- Supplied records -
╔══

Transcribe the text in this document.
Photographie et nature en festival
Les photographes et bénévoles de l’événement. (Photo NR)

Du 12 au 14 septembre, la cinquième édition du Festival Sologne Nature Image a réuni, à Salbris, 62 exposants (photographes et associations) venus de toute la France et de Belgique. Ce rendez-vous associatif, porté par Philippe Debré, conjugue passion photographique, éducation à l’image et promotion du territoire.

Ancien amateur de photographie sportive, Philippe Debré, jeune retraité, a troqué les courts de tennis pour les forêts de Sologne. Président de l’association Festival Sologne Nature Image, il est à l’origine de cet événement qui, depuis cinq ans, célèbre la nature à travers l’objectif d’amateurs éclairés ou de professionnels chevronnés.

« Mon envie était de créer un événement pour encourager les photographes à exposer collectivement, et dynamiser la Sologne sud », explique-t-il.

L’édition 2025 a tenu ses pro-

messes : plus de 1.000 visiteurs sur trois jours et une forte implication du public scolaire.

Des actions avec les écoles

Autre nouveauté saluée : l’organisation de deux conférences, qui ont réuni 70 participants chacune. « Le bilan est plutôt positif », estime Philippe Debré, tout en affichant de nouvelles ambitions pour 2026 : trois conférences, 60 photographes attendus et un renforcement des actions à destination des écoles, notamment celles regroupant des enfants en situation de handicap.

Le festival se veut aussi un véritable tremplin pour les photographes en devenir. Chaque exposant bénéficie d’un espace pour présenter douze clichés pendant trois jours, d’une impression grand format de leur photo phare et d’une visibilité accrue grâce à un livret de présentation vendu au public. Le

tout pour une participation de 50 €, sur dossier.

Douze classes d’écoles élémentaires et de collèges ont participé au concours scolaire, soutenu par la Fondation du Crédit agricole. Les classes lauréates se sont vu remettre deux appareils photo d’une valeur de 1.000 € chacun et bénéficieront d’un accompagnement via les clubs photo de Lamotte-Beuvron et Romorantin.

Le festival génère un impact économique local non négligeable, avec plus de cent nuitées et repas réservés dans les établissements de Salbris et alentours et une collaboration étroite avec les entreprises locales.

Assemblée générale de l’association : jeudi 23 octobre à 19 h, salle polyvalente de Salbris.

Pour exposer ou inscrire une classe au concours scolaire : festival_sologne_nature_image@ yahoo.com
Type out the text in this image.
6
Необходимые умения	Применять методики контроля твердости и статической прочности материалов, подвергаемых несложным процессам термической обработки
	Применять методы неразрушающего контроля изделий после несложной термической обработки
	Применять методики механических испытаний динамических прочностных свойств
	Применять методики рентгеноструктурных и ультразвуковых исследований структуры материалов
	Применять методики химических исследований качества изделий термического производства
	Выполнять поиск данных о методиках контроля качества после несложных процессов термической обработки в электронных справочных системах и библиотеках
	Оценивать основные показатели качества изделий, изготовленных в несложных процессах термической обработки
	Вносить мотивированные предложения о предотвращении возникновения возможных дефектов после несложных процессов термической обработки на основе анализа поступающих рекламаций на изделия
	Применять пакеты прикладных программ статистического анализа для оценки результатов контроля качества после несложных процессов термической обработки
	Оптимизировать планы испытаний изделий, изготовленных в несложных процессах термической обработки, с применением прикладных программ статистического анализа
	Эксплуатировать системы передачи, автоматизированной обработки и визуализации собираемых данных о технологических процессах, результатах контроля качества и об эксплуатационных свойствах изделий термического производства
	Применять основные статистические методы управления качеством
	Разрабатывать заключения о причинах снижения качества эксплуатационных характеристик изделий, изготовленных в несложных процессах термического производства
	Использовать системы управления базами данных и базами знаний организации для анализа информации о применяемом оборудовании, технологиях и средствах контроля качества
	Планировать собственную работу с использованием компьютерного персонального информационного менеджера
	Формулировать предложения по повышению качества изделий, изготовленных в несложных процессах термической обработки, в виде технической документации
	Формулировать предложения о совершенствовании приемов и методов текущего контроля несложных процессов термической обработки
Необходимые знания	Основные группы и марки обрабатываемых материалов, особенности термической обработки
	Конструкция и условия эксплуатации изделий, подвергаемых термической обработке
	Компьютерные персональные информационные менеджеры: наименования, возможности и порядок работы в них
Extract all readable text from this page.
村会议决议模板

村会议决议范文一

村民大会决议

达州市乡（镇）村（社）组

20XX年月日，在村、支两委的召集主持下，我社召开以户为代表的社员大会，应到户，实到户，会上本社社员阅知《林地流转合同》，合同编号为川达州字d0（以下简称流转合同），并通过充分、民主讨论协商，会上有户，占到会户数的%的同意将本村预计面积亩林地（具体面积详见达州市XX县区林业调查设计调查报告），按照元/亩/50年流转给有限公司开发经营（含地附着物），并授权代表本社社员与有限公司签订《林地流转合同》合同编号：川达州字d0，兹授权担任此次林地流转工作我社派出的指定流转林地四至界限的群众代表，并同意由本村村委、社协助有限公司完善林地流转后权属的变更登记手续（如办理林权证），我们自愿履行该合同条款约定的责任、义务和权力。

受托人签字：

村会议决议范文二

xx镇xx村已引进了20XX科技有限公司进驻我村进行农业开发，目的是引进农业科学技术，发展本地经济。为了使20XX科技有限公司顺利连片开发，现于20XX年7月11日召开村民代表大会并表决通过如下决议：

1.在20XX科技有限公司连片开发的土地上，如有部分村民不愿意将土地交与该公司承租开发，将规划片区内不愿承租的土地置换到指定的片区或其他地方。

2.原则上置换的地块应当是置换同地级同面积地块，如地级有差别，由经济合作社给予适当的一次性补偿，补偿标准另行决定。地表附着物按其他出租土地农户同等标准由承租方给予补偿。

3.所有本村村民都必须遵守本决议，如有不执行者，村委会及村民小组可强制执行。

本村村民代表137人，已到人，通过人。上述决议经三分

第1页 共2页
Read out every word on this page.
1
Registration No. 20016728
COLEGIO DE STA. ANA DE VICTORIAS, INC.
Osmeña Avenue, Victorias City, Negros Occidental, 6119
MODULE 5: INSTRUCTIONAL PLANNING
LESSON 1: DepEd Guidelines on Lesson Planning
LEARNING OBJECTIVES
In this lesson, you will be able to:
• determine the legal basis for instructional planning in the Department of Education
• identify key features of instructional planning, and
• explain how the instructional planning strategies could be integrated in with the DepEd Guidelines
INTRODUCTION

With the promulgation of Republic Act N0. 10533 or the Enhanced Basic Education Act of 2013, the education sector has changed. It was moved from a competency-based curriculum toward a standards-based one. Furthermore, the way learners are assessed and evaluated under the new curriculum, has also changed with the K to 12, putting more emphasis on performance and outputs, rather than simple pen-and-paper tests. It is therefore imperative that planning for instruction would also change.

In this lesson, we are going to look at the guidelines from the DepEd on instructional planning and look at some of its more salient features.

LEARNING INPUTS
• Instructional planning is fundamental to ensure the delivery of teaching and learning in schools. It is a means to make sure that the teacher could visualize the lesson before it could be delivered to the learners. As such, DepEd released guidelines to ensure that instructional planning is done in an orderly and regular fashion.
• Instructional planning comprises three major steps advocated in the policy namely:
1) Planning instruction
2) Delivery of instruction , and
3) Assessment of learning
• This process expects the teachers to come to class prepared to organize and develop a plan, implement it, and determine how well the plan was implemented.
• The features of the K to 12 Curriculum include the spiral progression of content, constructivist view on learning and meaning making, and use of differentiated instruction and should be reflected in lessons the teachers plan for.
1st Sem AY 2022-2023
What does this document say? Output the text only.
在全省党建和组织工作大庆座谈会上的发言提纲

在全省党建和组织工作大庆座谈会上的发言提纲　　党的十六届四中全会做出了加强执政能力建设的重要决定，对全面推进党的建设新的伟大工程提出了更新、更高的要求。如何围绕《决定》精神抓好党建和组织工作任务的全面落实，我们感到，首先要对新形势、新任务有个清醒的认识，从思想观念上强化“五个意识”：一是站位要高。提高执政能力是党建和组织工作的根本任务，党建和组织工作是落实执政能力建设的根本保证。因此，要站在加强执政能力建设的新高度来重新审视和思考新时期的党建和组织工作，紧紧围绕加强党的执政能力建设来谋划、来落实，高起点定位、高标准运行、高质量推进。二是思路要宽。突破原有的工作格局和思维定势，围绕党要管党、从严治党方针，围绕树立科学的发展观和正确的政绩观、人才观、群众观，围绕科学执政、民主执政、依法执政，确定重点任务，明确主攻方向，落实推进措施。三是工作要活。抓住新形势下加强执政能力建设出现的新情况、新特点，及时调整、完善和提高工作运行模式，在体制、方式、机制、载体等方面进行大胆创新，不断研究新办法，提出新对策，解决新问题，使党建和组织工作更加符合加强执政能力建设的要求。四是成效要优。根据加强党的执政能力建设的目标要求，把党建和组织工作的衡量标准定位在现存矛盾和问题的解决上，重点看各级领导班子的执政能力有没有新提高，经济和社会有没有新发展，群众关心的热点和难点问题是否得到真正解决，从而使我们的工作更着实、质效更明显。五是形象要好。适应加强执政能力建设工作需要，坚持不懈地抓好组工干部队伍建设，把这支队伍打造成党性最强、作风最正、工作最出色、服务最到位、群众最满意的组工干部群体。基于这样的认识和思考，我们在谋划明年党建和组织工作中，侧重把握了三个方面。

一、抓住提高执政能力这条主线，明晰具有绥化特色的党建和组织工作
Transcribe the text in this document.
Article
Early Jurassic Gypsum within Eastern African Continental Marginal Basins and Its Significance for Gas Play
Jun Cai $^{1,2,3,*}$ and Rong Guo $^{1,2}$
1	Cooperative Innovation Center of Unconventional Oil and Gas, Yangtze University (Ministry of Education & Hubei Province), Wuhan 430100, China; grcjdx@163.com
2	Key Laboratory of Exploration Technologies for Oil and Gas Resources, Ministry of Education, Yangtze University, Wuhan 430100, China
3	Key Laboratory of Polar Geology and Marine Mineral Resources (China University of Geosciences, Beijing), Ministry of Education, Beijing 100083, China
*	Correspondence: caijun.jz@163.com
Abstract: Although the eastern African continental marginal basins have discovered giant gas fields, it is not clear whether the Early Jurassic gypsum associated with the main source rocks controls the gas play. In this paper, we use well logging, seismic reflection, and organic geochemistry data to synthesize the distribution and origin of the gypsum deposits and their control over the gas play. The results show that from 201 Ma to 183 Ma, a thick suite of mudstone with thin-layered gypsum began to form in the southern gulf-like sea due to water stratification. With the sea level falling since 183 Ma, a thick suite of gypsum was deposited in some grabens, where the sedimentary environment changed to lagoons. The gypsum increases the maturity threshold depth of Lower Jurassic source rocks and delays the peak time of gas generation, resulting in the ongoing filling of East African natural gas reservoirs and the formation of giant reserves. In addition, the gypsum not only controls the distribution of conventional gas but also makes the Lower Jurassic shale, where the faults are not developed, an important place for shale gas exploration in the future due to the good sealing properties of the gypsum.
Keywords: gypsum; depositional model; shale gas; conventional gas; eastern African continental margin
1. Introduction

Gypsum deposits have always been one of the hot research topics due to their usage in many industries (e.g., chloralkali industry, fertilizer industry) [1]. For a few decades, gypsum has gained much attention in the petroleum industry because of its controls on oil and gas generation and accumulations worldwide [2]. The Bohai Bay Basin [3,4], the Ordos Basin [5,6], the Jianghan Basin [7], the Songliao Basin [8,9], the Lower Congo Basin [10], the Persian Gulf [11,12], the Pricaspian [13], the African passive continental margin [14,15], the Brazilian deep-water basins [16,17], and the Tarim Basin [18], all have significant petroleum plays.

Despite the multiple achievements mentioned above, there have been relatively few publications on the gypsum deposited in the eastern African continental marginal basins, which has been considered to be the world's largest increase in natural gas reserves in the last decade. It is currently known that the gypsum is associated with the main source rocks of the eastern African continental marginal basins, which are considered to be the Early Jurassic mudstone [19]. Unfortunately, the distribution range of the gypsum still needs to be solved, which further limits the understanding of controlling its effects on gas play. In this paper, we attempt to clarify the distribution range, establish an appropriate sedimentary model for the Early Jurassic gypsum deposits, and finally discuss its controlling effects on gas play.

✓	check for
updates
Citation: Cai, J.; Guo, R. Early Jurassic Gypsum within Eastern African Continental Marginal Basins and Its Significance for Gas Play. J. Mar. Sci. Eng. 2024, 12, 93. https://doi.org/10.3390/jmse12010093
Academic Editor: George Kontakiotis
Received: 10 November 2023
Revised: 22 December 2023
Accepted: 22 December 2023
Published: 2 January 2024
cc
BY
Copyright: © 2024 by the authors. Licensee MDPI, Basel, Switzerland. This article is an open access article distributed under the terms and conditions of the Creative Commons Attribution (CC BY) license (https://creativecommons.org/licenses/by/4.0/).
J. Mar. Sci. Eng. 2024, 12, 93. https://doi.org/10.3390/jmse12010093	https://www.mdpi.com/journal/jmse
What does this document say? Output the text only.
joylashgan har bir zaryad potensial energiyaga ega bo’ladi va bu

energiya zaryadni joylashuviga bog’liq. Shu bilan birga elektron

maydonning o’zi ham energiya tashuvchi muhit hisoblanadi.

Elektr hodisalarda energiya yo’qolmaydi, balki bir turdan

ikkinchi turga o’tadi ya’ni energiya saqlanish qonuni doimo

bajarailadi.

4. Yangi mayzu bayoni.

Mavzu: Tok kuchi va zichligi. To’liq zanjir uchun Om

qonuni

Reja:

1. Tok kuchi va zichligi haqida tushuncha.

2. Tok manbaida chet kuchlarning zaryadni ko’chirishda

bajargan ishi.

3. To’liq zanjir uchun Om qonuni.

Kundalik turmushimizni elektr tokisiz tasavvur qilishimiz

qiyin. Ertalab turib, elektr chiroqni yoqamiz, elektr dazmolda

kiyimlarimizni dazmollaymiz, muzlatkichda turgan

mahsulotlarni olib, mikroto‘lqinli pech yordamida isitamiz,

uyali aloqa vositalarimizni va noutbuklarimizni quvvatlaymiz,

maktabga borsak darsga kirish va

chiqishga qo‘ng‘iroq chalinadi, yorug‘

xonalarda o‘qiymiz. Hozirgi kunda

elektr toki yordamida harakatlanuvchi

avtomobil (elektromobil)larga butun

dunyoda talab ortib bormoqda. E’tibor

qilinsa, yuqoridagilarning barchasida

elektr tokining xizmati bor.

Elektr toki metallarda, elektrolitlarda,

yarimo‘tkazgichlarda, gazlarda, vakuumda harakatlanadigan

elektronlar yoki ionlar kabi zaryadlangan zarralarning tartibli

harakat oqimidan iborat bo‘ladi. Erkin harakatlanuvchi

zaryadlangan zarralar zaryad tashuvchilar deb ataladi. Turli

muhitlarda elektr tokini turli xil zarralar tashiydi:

╚══

- Objective -
Pull every line containing "zaryadlangan" from the data.

- Written reply -
elektronlar yoki ionlar kabi zaryadlangan zarralarning tartibli
zaryadlangan zarralar zaryad tashuvchilar deb ataladi. Turli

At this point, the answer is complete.